-- DATA PROVIDED start --
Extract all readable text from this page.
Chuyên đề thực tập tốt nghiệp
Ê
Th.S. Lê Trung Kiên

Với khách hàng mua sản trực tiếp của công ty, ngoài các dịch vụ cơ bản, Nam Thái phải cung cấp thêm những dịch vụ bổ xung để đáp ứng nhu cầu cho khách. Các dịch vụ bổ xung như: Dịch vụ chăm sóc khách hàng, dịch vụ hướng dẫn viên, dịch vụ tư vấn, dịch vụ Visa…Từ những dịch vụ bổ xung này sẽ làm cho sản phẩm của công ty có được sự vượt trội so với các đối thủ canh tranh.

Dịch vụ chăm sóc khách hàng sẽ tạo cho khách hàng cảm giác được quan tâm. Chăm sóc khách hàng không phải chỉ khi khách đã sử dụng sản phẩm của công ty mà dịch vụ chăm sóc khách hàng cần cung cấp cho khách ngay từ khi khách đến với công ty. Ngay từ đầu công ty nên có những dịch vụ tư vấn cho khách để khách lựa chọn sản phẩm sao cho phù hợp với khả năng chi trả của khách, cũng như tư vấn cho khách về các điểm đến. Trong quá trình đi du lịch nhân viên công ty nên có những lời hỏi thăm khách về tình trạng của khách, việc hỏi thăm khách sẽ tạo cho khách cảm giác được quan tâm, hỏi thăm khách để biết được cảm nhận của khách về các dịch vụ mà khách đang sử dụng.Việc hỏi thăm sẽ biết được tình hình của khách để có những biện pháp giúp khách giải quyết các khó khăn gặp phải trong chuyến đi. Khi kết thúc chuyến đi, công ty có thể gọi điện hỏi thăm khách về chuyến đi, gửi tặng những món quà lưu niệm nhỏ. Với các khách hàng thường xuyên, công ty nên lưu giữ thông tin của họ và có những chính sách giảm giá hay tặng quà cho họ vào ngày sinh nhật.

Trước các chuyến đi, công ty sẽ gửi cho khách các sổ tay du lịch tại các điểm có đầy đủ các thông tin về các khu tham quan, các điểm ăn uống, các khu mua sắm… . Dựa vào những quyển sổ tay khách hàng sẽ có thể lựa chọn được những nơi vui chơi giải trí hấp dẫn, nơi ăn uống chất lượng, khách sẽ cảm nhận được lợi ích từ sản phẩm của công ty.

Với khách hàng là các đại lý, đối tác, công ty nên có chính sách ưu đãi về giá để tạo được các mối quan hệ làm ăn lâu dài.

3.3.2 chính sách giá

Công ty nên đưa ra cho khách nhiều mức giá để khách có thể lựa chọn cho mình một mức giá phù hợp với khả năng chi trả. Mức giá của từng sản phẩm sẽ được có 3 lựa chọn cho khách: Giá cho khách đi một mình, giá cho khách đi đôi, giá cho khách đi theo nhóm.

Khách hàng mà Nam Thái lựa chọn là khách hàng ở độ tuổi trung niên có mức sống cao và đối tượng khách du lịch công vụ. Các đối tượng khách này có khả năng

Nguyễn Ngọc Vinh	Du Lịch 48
-- DATA PROVIDED end --
WHAT THE TASK REQUIRES:
Report each line of the material above where the word "Thái" appears.

THE RESULT:
Với khách hàng mua sản trực tiếp của công ty, ngoài các dịch vụ cơ bản, Nam Thái phải cung cấp thêm những dịch vụ bổ xung để đáp ứng nhu cầu cho khách. Các dịch vụ bổ xung như: Dịch vụ chăm sóc khách hàng, dịch vụ hướng dẫn viên, dịch vụ tư vấn, dịch vụ Visa…Từ những dịch vụ bổ xung này sẽ làm cho sản phẩm của công ty có được sự vượt trội so với các đối thủ canh tranh.
Khách hàng mà Nam Thái lựa chọn là khách hàng ở độ tuổi trung niên có mức sống cao và đối tượng khách du lịch công vụ. Các đối tượng khách này có khả năng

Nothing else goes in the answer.